Dataset rows about figures

^^^^^^^^^^^^^^^^

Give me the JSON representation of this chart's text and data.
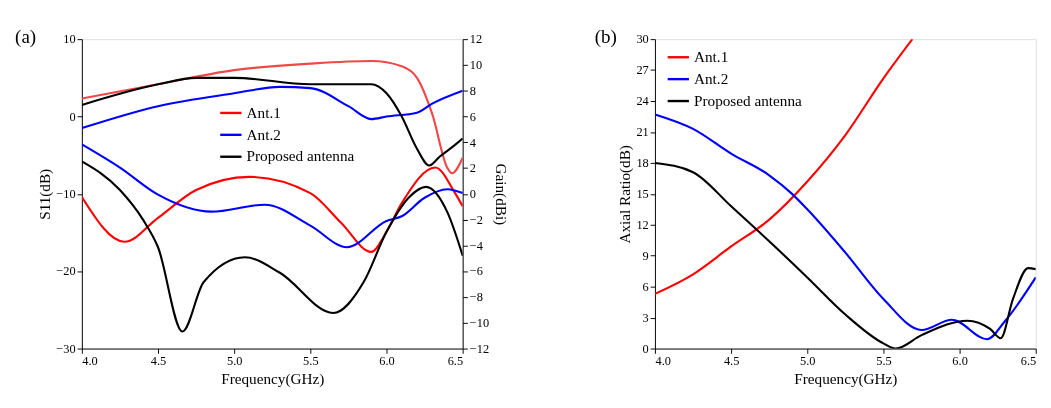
{
  "chart_data": [
    {
      "type": "line",
      "annotations": [
        "(a)"
      ],
      "xlabel": "Frequency(GHz)",
      "ylabel": "S11(dB)",
      "y2label": "Gain(dBi)",
      "xlim": [
        4.0,
        6.5
      ],
      "xticks": [
        {
          "value": 4,
          "label": "4.0"
        },
        4.5,
        {
          "value": 5,
          "label": "5.0"
        },
        5.5,
        {
          "value": 6,
          "label": "6.0"
        },
        6.5
      ],
      "ylim": [
        -30,
        10
      ],
      "yticks": [
        -30,
        -20,
        -10,
        0,
        10
      ],
      "y2lim": [
        -12,
        12
      ],
      "y2ticks": [
        -12,
        -10,
        -8,
        -6,
        -4,
        -2,
        0,
        2,
        4,
        6,
        8,
        10,
        12
      ],
      "grid": false,
      "legend": "center",
      "line_style": "solid",
      "marker": "none",
      "series": [
        {
          "name": "Ant.1",
          "color": "#ff0000",
          "x": [
            4.0,
            4.28,
            4.5,
            4.75,
            5.1,
            5.5,
            5.7,
            5.9,
            6.0,
            6.1,
            6.32,
            6.45,
            6.5
          ],
          "values": [
            -10.4,
            -16.2,
            -13.1,
            -9.5,
            -7.8,
            -9.9,
            -13.7,
            -17.5,
            -14.9,
            -11.2,
            -6.6,
            -9.9,
            -11.6
          ]
        },
        {
          "name": "Ant.2",
          "color": "#0000ff",
          "x": [
            4.0,
            4.25,
            4.5,
            4.85,
            5.2,
            5.5,
            5.74,
            6.0,
            6.1,
            6.25,
            6.4,
            6.5
          ],
          "values": [
            -3.6,
            -6.6,
            -10.1,
            -12.3,
            -11.4,
            -14.1,
            -16.9,
            -13.5,
            -12.9,
            -10.5,
            -9.4,
            -9.9
          ]
        },
        {
          "name": "Proposed antenna",
          "color": "#000000",
          "x": [
            4.0,
            4.25,
            4.4,
            4.5,
            4.66,
            4.8,
            5.07,
            5.3,
            5.65,
            5.85,
            6.0,
            6.15,
            6.26,
            6.4,
            6.5
          ],
          "values": [
            -5.8,
            -9.5,
            -13.3,
            -16.9,
            -27.8,
            -21.4,
            -18.2,
            -20.2,
            -25.4,
            -21.4,
            -14.9,
            -10.4,
            -9.1,
            -12.4,
            -18.0
          ]
        },
        {
          "color": "#f04848",
          "axis": "y2",
          "x": [
            4.0,
            4.5,
            5.0,
            5.5,
            5.9,
            6.1,
            6.2,
            6.3,
            6.4,
            6.43,
            6.5
          ],
          "values": [
            7.4,
            8.5,
            9.6,
            10.1,
            10.3,
            9.9,
            9.0,
            6.2,
            2.0,
            1.6,
            2.8
          ]
        },
        {
          "color": "#0000ff",
          "axis": "y2",
          "x": [
            4.0,
            4.5,
            5.0,
            5.3,
            5.5,
            5.75,
            5.9,
            6.0,
            6.2,
            6.3,
            6.5
          ],
          "values": [
            5.1,
            6.8,
            7.8,
            8.3,
            8.2,
            6.8,
            5.8,
            6.0,
            6.3,
            7.0,
            8.0
          ]
        },
        {
          "color": "#000000",
          "axis": "y2",
          "x": [
            4.0,
            4.5,
            4.75,
            5.0,
            5.5,
            5.75,
            5.9,
            6.0,
            6.1,
            6.2,
            6.28,
            6.35,
            6.45,
            6.5
          ],
          "values": [
            6.9,
            8.5,
            9.0,
            9.0,
            8.5,
            8.5,
            8.5,
            7.8,
            6.0,
            3.5,
            2.2,
            2.9,
            3.8,
            4.3
          ]
        }
      ]
    },
    {
      "type": "line",
      "annotations": [
        "(b)"
      ],
      "xlabel": "Frequency(GHz)",
      "ylabel": "Axial Ratio(dB)",
      "xlim": [
        4.0,
        6.5
      ],
      "xticks": [
        {
          "value": 4,
          "label": "4.0"
        },
        4.5,
        {
          "value": 5,
          "label": "5.0"
        },
        5.5,
        {
          "value": 6,
          "label": "6.0"
        },
        6.5
      ],
      "ylim": [
        0,
        30
      ],
      "yticks": [
        0,
        3,
        6,
        9,
        12,
        15,
        18,
        21,
        24,
        27,
        30
      ],
      "grid": false,
      "legend": "top left",
      "line_style": "solid",
      "marker": "none",
      "series": [
        {
          "name": "Ant.1",
          "color": "#ff0000",
          "x": [
            4.0,
            4.25,
            4.5,
            4.75,
            5.0,
            5.25,
            5.5,
            5.69
          ],
          "values": [
            5.3,
            7.2,
            9.9,
            12.5,
            16.2,
            20.7,
            26.2,
            30.0
          ]
        },
        {
          "name": "Ant.2",
          "color": "#0000ff",
          "x": [
            4.0,
            4.25,
            4.5,
            4.75,
            4.9,
            5.0,
            5.25,
            5.5,
            5.75,
            5.95,
            6.18,
            6.3,
            6.5
          ],
          "values": [
            22.7,
            21.3,
            18.9,
            16.8,
            15.0,
            13.5,
            9.3,
            4.8,
            1.8,
            2.8,
            0.9,
            2.7,
            6.9
          ]
        },
        {
          "name": "Proposed antenna",
          "color": "#000000",
          "x": [
            4.0,
            4.25,
            4.5,
            4.75,
            5.0,
            5.25,
            5.5,
            5.58,
            5.75,
            6.05,
            6.2,
            6.27,
            6.35,
            6.45,
            6.5
          ],
          "values": [
            18.0,
            17.1,
            13.8,
            10.4,
            6.9,
            3.3,
            0.5,
            0.0,
            1.3,
            2.7,
            1.9,
            1.0,
            4.8,
            7.8,
            7.7
          ]
        }
      ]
    }
  ]
}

^^^^^^^^^^^^^^^^

#### Stated problem:
Copy every record character for character. Skip the pictures.

#### Output:
Give me the JSON representation of this chart's text and data.
{
  "chart_data": [
    {
      "type": "line",
      "annotations": [
        "(a)"
      ],
      "xlabel": "Frequency(GHz)",
      "ylabel": "S11(dB)",
      "y2label": "Gain(dBi)",
      "xlim": [
        4.0,
        6.5
      ],
      "xticks": [
        {
          "value": 4,
          "label": "4.0"
        },
        4.5,
        {
          "value": 5,
          "label": "5.0"
        },
        5.5,
        {
          "value": 6,
          "label": "6.0"
        },
        6.5
      ],
      "ylim": [
        -30,
        10
      ],
      "yticks": [
        -30,
        -20,
        -10,
        0,
        10
      ],
      "y2lim": [
        -12,
        12
      ],
      "y2ticks": [
        -12,
        -10,
        -8,
        -6,
        -4,
        -2,
        0,
        2,
        4,
        6,
        8,
        10,
        12
      ],
      "grid": false,
      "legend": "center",
      "line_style": "solid",
      "marker": "none",
      "series": [
        {
          "name": "Ant.1",
          "color": "#ff0000",
          "x": [
            4.0,
            4.28,
            4.5,
            4.75,
            5.1,
            5.5,
            5.7,
            5.9,
            6.0,
            6.1,
            6.32,
            6.45,
            6.5
          ],
          "values": [
            -10.4,
            -16.2,
            -13.1,
            -9.5,
            -7.8,
            -9.9,
            -13.7,
            -17.5,
            -14.9,
            -11.2,
            -6.6,
            -9.9,
            -11.6
          ]
        },
        {
          "name": "Ant.2",
          "color": "#0000ff",
          "x": [
            4.0,
            4.25,
            4.5,
            4.85,
            5.2,
            5.5,
            5.74,
            6.0,
            6.1,
            6.25,
            6.4,
            6.5
          ],
          "values": [
            -3.6,
            -6.6,
            -10.1,
            -12.3,
            -11.4,
            -14.1,
            -16.9,
            -13.5,
            -12.9,
            -10.5,
            -9.4,
            -9.9
          ]
        },
        {
          "name": "Proposed antenna",
          "color": "#000000",
          "x": [
            4.0,
            4.25,
            4.4,
            4.5,
            4.66,
            4.8,
            5.07,
            5.3,
            5.65,
            5.85,
            6.0,
            6.15,
            6.26,
            6.4,
            6.5
          ],
          "values": [
            -5.8,
            -9.5,
            -13.3,
            -16.9,
            -27.8,
            -21.4,
            -18.2,
            -20.2,
            -25.4,
            -21.4,
            -14.9,
            -10.4,
            -9.1,
            -12.4,
            -18.0
          ]
        },
        {
          "color": "#f04848",
          "axis": "y2",
          "x": [
            4.0,
            4.5,
            5.0,
            5.5,
            5.9,
            6.1,
            6.2,
            6.3,
            6.4,
            6.43,
            6.5
          ],
          "values": [
            7.4,
            8.5,
            9.6,
            10.1,
            10.3,
            9.9,
            9.0,
            6.2,
            2.0,
            1.6,
            2.8
          ]
        },
        {
          "color": "#0000ff",
          "axis": "y2",
          "x": [
            4.0,
            4.5,
            5.0,
            5.3,
            5.5,
            5.75,
            5.9,
            6.0,
            6.2,
            6.3,
            6.5
          ],
          "values": [
            5.1,
            6.8,
            7.8,
            8.3,
            8.2,
            6.8,
            5.8,
            6.0,
            6.3,
            7.0,
            8.0
          ]
        },
        {
          "color": "#000000",
          "axis": "y2",
          "x": [
            4.0,
            4.5,
            4.75,
            5.0,
            5.5,
            5.75,
            5.9,
            6.0,
            6.1,
            6.2,
            6.28,
            6.35,
            6.45,
            6.5
          ],
          "values": [
            6.9,
            8.5,
            9.0,
            9.0,
            8.5,
            8.5,
            8.5,
            7.8,
            6.0,
            3.5,
            2.2,
            2.9,
            3.8,
            4.3
          ]
        }
      ]
    },
    {
      "type": "line",
      "annotations": [
        "(b)"
      ],
      "xlabel": "Frequency(GHz)",
      "ylabel": "Axial Ratio(dB)",
      "xlim": [
        4.0,
        6.5
      ],
      "xticks": [
        {
          "value": 4,
          "label": "4.0"
        },
        4.5,
        {
          "value": 5,
          "label": "5.0"
        },
        5.5,
        {
          "value": 6,
          "label": "6.0"
        },
        6.5
      ],
      "ylim": [
        0,
        30
      ],
      "yticks": [
        0,
        3,
        6,
        9,
        12,
        15,
        18,
        21,
        24,
        27,
        30
      ],
      "grid": false,
      "legend": "top left",
      "line_style": "solid",
      "marker": "none",
      "series": [
        {
          "name": "Ant.1",
          "color": "#ff0000",
          "x": [
            4.0,
            4.25,
            4.5,
            4.75,
            5.0,
            5.25,
            5.5,
            5.69
          ],
          "values": [
            5.3,
            7.2,
            9.9,
            12.5,
            16.2,
            20.7,
            26.2,
            30.0
          ]
        },
        {
          "name": "Ant.2",
          "color": "#0000ff",
          "x": [
            4.0,
            4.25,
            4.5,
            4.75,
            4.9,
            5.0,
            5.25,
            5.5,
            5.75,
            5.95,
            6.18,
            6.3,
            6.5
          ],
          "values": [
            22.7,
            21.3,
            18.9,
            16.8,
            15.0,
            13.5,
            9.3,
            4.8,
            1.8,
            2.8,
            0.9,
            2.7,
            6.9
          ]
        },
        {
          "name": "Proposed antenna",
          "color": "#000000",
          "x": [
            4.0,
            4.25,
            4.5,
            4.75,
            5.0,
            5.25,
            5.5,
            5.58,
            5.75,
            6.05,
            6.2,
            6.27,
            6.35,
            6.45,
            6.5
          ],
          "values": [
            18.0,
            17.1,
            13.8,
            10.4,
            6.9,
            3.3,
            0.5,
            0.0,
            1.3,
            2.7,
            1.9,
            1.0,
            4.8,
            7.8,
            7.7
          ]
        }
      ]
    }
  ]
}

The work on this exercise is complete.